## EXERCISE TASK
Transcribe all the entries word for word, omitting any pictures they contain.

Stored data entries
==========

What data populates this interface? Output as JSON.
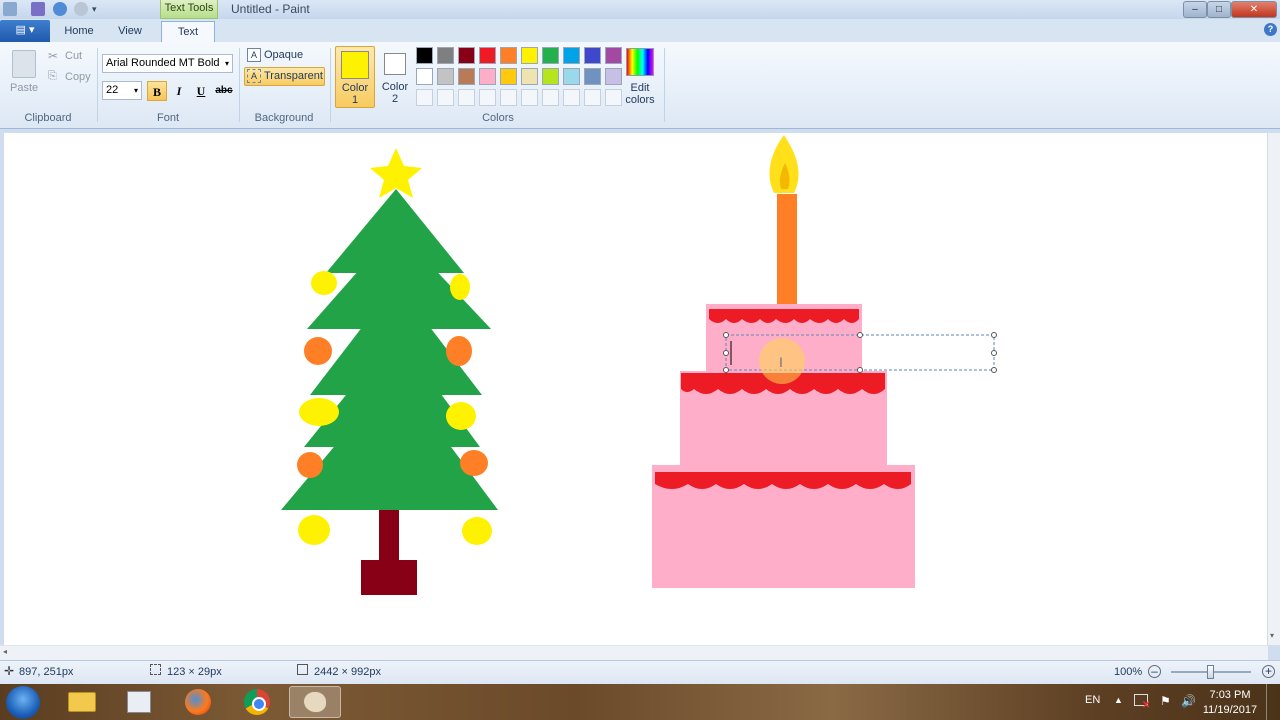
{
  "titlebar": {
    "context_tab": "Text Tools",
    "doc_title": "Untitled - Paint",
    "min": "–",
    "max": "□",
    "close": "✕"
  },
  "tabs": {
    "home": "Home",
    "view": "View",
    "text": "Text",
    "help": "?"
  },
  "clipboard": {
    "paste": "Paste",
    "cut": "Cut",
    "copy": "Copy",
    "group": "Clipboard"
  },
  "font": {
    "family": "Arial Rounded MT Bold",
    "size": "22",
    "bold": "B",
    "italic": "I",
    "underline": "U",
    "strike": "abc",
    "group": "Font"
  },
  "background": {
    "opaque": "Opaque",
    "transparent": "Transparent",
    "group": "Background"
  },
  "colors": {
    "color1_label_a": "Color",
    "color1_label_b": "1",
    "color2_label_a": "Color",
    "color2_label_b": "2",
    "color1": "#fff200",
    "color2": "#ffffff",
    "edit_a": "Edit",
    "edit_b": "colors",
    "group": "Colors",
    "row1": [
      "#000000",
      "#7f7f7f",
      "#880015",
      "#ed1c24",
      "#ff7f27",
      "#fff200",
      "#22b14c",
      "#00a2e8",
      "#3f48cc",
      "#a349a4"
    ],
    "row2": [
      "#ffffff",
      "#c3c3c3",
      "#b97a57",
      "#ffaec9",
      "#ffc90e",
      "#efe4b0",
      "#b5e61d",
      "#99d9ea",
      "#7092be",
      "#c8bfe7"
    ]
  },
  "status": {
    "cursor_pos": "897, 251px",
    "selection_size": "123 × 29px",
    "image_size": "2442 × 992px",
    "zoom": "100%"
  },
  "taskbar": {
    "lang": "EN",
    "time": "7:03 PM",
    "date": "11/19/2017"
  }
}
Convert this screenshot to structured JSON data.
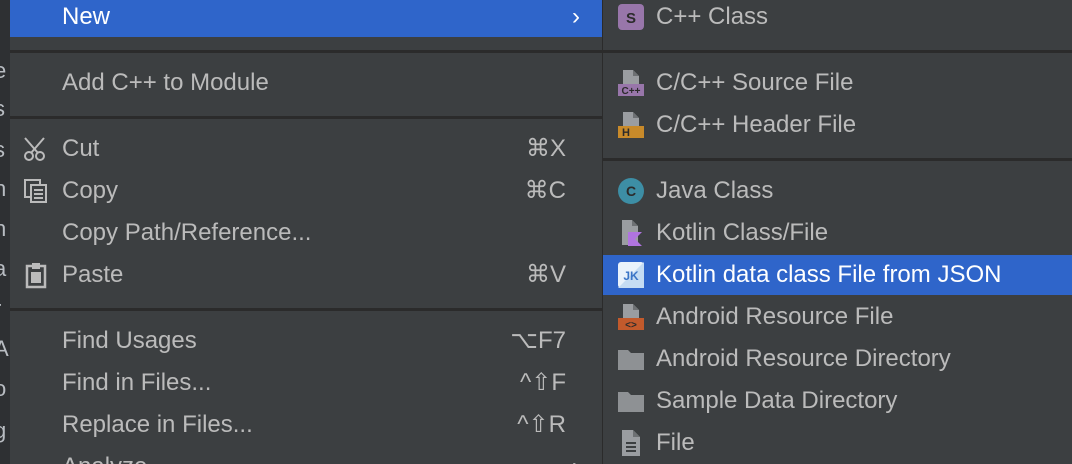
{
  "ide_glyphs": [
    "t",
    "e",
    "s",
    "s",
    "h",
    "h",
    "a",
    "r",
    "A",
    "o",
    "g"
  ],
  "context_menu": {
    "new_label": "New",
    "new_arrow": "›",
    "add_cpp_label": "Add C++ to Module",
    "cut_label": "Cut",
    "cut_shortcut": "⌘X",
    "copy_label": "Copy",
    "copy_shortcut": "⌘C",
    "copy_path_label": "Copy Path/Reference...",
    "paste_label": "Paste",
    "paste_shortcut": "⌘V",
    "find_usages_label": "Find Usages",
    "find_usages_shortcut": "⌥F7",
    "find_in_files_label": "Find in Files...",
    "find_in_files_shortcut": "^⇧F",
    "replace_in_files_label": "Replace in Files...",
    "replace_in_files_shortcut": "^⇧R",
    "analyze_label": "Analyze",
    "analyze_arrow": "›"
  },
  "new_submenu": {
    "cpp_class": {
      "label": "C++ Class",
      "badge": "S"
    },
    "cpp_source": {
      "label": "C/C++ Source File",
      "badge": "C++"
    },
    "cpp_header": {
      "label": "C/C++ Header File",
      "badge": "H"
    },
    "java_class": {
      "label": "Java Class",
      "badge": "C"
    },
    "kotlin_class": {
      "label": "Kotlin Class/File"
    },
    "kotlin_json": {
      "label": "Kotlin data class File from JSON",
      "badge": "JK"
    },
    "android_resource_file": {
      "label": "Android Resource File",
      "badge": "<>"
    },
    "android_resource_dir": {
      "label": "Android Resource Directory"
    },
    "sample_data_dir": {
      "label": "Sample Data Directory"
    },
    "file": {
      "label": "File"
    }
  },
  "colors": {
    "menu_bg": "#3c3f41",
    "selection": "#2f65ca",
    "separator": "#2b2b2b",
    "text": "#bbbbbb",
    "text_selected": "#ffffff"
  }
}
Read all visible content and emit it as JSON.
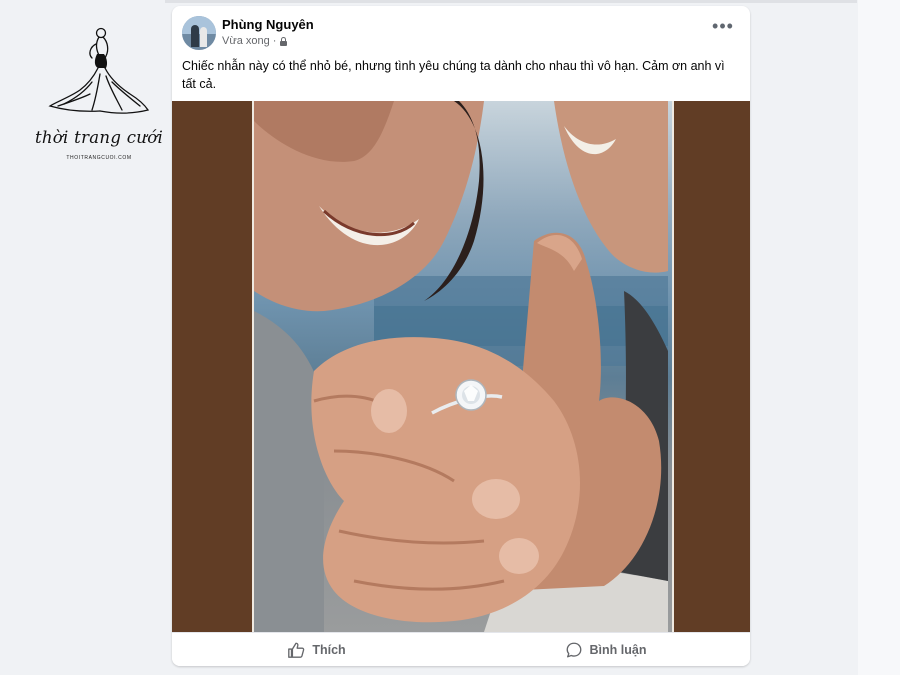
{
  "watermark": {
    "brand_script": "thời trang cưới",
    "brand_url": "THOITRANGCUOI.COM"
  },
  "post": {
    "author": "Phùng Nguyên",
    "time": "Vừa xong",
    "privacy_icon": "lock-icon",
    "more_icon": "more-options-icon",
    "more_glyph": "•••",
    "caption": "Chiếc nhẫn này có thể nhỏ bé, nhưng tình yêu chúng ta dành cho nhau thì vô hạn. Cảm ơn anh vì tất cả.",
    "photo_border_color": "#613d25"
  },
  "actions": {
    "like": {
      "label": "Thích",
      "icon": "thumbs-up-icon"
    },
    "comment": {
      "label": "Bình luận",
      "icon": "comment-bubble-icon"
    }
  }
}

==========

## WRITTEN REPLY
What data populates this interface? Output as JSON.
{
  "titlebar": {
    "context_tab": "Text Tools",
    "doc_title": "Untitled - Paint",
    "min": "–",
    "max": "□",
    "close": "✕"
  },
  "tabs": {
    "home": "Home",
    "view": "View",
    "text": "Text",
    "help": "?"
  },
  "clipboard": {
    "paste": "Paste",
    "cut": "Cut",
    "copy": "Copy",
    "group": "Clipboard"
  },
  "font": {
    "family": "Arial Rounded MT Bold",
    "size": "22",
    "bold": "B",
    "italic": "I",
    "underline": "U",
    "strike": "abc",
    "group": "Font"
  },
  "background": {
    "opaque": "Opaque",
    "transparent": "Transparent",
    "group": "Background"
  },
  "colors": {
    "color1_label_a": "Color",
    "color1_label_b": "1",
    "color2_label_a": "Color",
    "color2_label_b": "2",
    "color1": "#fff200",
    "color2": "#ffffff",
    "edit_a": "Edit",
    "edit_b": "colors",
    "group": "Colors",
    "row1": [
      "#000000",
      "#7f7f7f",
      "#880015",
      "#ed1c24",
      "#ff7f27",
      "#fff200",
      "#22b14c",
      "#00a2e8",
      "#3f48cc",
      "#a349a4"
    ],
    "row2": [
      "#ffffff",
      "#c3c3c3",
      "#b97a57",
      "#ffaec9",
      "#ffc90e",
      "#efe4b0",
      "#b5e61d",
      "#99d9ea",
      "#7092be",
      "#c8bfe7"
    ]
  },
  "status": {
    "cursor_pos": "897, 251px",
    "selection_size": "123 × 29px",
    "image_size": "2442 × 992px",
    "zoom": "100%"
  },
  "taskbar": {
    "lang": "EN",
    "time": "7:03 PM",
    "date": "11/19/2017"
  }
}
Convert this screenshot to structured JSON data.
{
  "ide_glyphs": [
    "t",
    "e",
    "s",
    "s",
    "h",
    "h",
    "a",
    "r",
    "A",
    "o",
    "g"
  ],
  "context_menu": {
    "new_label": "New",
    "new_arrow": "›",
    "add_cpp_label": "Add C++ to Module",
    "cut_label": "Cut",
    "cut_shortcut": "⌘X",
    "copy_label": "Copy",
    "copy_shortcut": "⌘C",
    "copy_path_label": "Copy Path/Reference...",
    "paste_label": "Paste",
    "paste_shortcut": "⌘V",
    "find_usages_label": "Find Usages",
    "find_usages_shortcut": "⌥F7",
    "find_in_files_label": "Find in Files...",
    "find_in_files_shortcut": "^⇧F",
    "replace_in_files_label": "Replace in Files...",
    "replace_in_files_shortcut": "^⇧R",
    "analyze_label": "Analyze",
    "analyze_arrow": "›"
  },
  "new_submenu": {
    "cpp_class": {
      "label": "C++ Class",
      "badge": "S"
    },
    "cpp_source": {
      "label": "C/C++ Source File",
      "badge": "C++"
    },
    "cpp_header": {
      "label": "C/C++ Header File",
      "badge": "H"
    },
    "java_class": {
      "label": "Java Class",
      "badge": "C"
    },
    "kotlin_class": {
      "label": "Kotlin Class/File"
    },
    "kotlin_json": {
      "label": "Kotlin data class File from JSON",
      "badge": "JK"
    },
    "android_resource_file": {
      "label": "Android Resource File",
      "badge": "<>"
    },
    "android_resource_dir": {
      "label": "Android Resource Directory"
    },
    "sample_data_dir": {
      "label": "Sample Data Directory"
    },
    "file": {
      "label": "File"
    }
  },
  "colors": {
    "menu_bg": "#3c3f41",
    "selection": "#2f65ca",
    "separator": "#2b2b2b",
    "text": "#bbbbbb",
    "text_selected": "#ffffff"
  }
}
Read all visible content and emit it as JSON.
{
  "watermark": {
    "brand_script": "thời trang cưới",
    "brand_url": "THOITRANGCUOI.COM"
  },
  "post": {
    "author": "Phùng Nguyên",
    "time": "Vừa xong",
    "privacy_icon": "lock-icon",
    "more_icon": "more-options-icon",
    "more_glyph": "•••",
    "caption": "Chiếc nhẫn này có thể nhỏ bé, nhưng tình yêu chúng ta dành cho nhau thì vô hạn. Cảm ơn anh vì tất cả.",
    "photo_border_color": "#613d25"
  },
  "actions": {
    "like": {
      "label": "Thích",
      "icon": "thumbs-up-icon"
    },
    "comment": {
      "label": "Bình luận",
      "icon": "comment-bubble-icon"
    }
  }
}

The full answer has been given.